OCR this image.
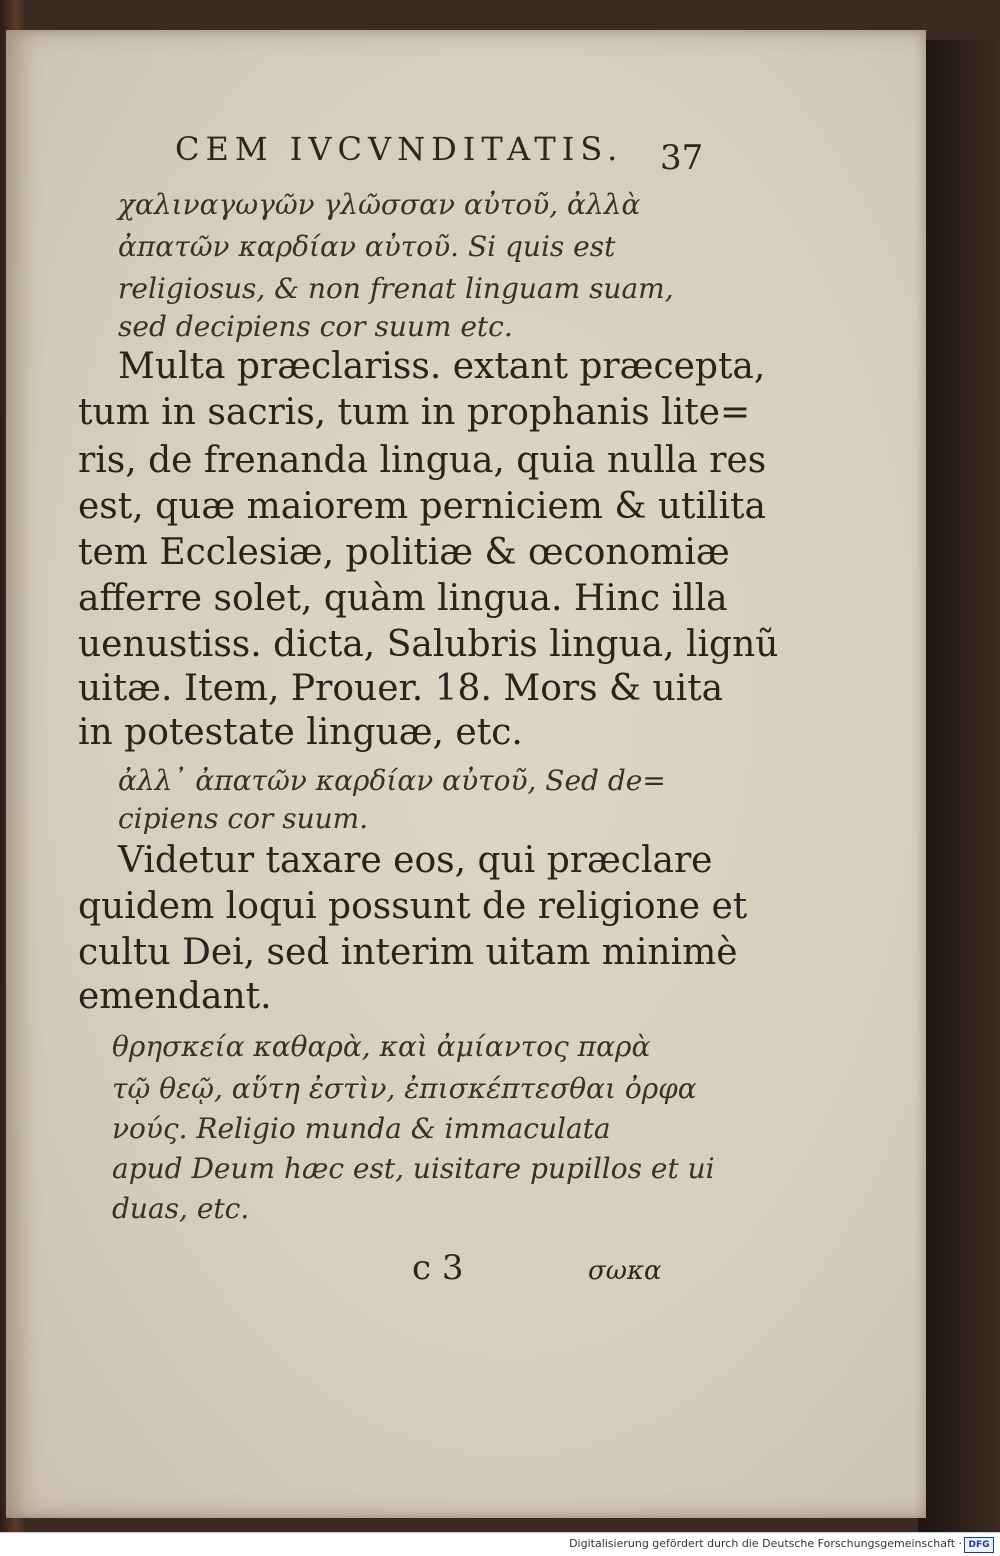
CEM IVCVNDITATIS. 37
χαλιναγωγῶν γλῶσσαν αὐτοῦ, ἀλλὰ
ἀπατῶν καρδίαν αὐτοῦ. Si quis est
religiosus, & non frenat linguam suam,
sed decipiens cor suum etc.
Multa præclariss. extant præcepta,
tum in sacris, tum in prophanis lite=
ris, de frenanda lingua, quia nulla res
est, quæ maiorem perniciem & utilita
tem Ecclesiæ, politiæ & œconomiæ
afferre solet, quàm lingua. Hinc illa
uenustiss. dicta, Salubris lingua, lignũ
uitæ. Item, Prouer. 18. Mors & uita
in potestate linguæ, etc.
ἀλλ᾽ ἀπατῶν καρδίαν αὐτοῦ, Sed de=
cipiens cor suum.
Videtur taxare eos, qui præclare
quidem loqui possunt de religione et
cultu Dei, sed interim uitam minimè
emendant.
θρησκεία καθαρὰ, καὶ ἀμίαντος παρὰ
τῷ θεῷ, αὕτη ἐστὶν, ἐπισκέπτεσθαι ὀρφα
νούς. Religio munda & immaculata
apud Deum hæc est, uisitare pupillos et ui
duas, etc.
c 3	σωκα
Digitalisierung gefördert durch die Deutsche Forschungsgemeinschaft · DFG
--------------------
> **Short problem**
Go through the entries above and print each one exactly, minus the pictures.

> **Output**
OCR this image.
CEM IVCVNDITATIS. 37
χαλιναγωγῶν γλῶσσαν αὐτοῦ, ἀλλὰ
ἀπατῶν καρδίαν αὐτοῦ. Si quis est
religiosus, & non frenat linguam suam,
sed decipiens cor suum etc.
Multa præclariss. extant præcepta,
tum in sacris, tum in prophanis lite=
ris, de frenanda lingua, quia nulla res
est, quæ maiorem perniciem & utilita
tem Ecclesiæ, politiæ & œconomiæ
afferre solet, quàm lingua. Hinc illa
uenustiss. dicta, Salubris lingua, lignũ
uitæ. Item, Prouer. 18. Mors & uita
in potestate linguæ, etc.
ἀλλ᾽ ἀπατῶν καρδίαν αὐτοῦ, Sed de=
cipiens cor suum.
Videtur taxare eos, qui præclare
quidem loqui possunt de religione et
cultu Dei, sed interim uitam minimè
emendant.
θρησκεία καθαρὰ, καὶ ἀμίαντος παρὰ
τῷ θεῷ, αὕτη ἐστὶν, ἐπισκέπτεσθαι ὀρφα
νούς. Religio munda & immaculata
apud Deum hæc est, uisitare pupillos et ui
duas, etc.
c 3	σωκα
Digitalisierung gefördert durch die Deutsche Forschungsgemeinschaft · DFG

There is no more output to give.